_WHAT YOU NEED TO DO_
Images should be left out, and everything else in the listing reproduced exactly.

_MATERIALS PROVIDED_

———

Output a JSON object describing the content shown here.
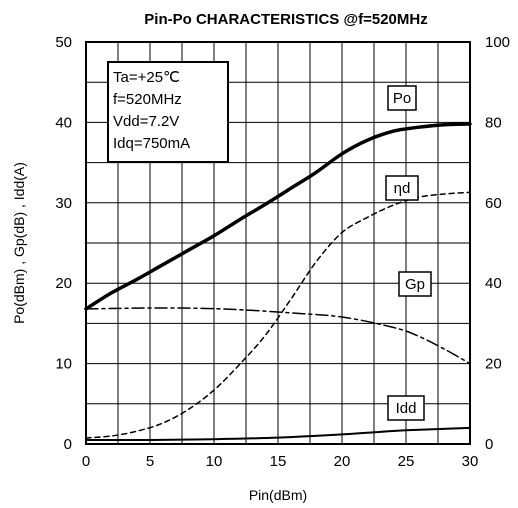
{
  "chart_data": {
    "type": "line",
    "title": "Pin-Po CHARACTERISTICS  @f=520MHz",
    "xlabel": "Pin(dBm)",
    "ylabel_left": "Po(dBm) , Gp(dB) , Idd(A)",
    "ylabel_right": "",
    "xlim": [
      0,
      30
    ],
    "ylim_left": [
      0,
      50
    ],
    "ylim_right": [
      0,
      100
    ],
    "x_ticks": [
      "0",
      "5",
      "10",
      "15",
      "20",
      "25",
      "30"
    ],
    "y_left_ticks": [
      "0",
      "10",
      "20",
      "30",
      "40",
      "50"
    ],
    "y_right_ticks": [
      "0",
      "20",
      "40",
      "60",
      "80",
      "100"
    ],
    "grid": true,
    "conditions": [
      "Ta=+25℃",
      "f=520MHz",
      "Vdd=7.2V",
      "Idq=750mA"
    ],
    "series": [
      {
        "name": "Po",
        "axis": "left",
        "style": "solid-thick",
        "x": [
          0,
          2,
          4,
          6,
          8,
          10,
          12,
          14,
          16,
          18,
          20,
          22,
          24,
          26,
          28,
          30
        ],
        "y": [
          16.8,
          18.8,
          20.5,
          22.3,
          24.1,
          25.9,
          27.9,
          29.8,
          31.8,
          33.8,
          36.1,
          37.8,
          38.9,
          39.4,
          39.7,
          39.8
        ]
      },
      {
        "name": "ηd",
        "axis": "right",
        "style": "dashed",
        "x": [
          0,
          2,
          4,
          6,
          8,
          10,
          12,
          14,
          16,
          18,
          20,
          22,
          24,
          26,
          28,
          30
        ],
        "y": [
          1.5,
          2,
          3.2,
          5.2,
          8.6,
          13.4,
          19.8,
          27,
          36,
          45.4,
          52.6,
          56.4,
          59.4,
          61.4,
          62.2,
          62.6
        ]
      },
      {
        "name": "Gp",
        "axis": "left",
        "style": "dash-dot",
        "x": [
          0,
          4,
          8,
          12,
          16,
          20,
          24,
          26,
          28,
          30
        ],
        "y": [
          16.8,
          16.9,
          16.9,
          16.7,
          16.3,
          15.8,
          14.5,
          13.4,
          11.8,
          10.0
        ]
      },
      {
        "name": "Idd",
        "axis": "left",
        "style": "solid",
        "x": [
          0,
          5,
          10,
          15,
          20,
          25,
          30
        ],
        "y": [
          0.5,
          0.5,
          0.6,
          0.8,
          1.2,
          1.7,
          2.0
        ]
      }
    ]
  }
}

———

_WRITTEN ANSWER_
Output a JSON object describing the content shown here.
{
  "chart_data": {
    "type": "line",
    "title": "Pin-Po CHARACTERISTICS  @f=520MHz",
    "xlabel": "Pin(dBm)",
    "ylabel_left": "Po(dBm) , Gp(dB) , Idd(A)",
    "ylabel_right": "",
    "xlim": [
      0,
      30
    ],
    "ylim_left": [
      0,
      50
    ],
    "ylim_right": [
      0,
      100
    ],
    "x_ticks": [
      "0",
      "5",
      "10",
      "15",
      "20",
      "25",
      "30"
    ],
    "y_left_ticks": [
      "0",
      "10",
      "20",
      "30",
      "40",
      "50"
    ],
    "y_right_ticks": [
      "0",
      "20",
      "40",
      "60",
      "80",
      "100"
    ],
    "grid": true,
    "conditions": [
      "Ta=+25℃",
      "f=520MHz",
      "Vdd=7.2V",
      "Idq=750mA"
    ],
    "series": [
      {
        "name": "Po",
        "axis": "left",
        "style": "solid-thick",
        "x": [
          0,
          2,
          4,
          6,
          8,
          10,
          12,
          14,
          16,
          18,
          20,
          22,
          24,
          26,
          28,
          30
        ],
        "y": [
          16.8,
          18.8,
          20.5,
          22.3,
          24.1,
          25.9,
          27.9,
          29.8,
          31.8,
          33.8,
          36.1,
          37.8,
          38.9,
          39.4,
          39.7,
          39.8
        ]
      },
      {
        "name": "ηd",
        "axis": "right",
        "style": "dashed",
        "x": [
          0,
          2,
          4,
          6,
          8,
          10,
          12,
          14,
          16,
          18,
          20,
          22,
          24,
          26,
          28,
          30
        ],
        "y": [
          1.5,
          2,
          3.2,
          5.2,
          8.6,
          13.4,
          19.8,
          27,
          36,
          45.4,
          52.6,
          56.4,
          59.4,
          61.4,
          62.2,
          62.6
        ]
      },
      {
        "name": "Gp",
        "axis": "left",
        "style": "dash-dot",
        "x": [
          0,
          4,
          8,
          12,
          16,
          20,
          24,
          26,
          28,
          30
        ],
        "y": [
          16.8,
          16.9,
          16.9,
          16.7,
          16.3,
          15.8,
          14.5,
          13.4,
          11.8,
          10.0
        ]
      },
      {
        "name": "Idd",
        "axis": "left",
        "style": "solid",
        "x": [
          0,
          5,
          10,
          15,
          20,
          25,
          30
        ],
        "y": [
          0.5,
          0.5,
          0.6,
          0.8,
          1.2,
          1.7,
          2.0
        ]
      }
    ]
  }
}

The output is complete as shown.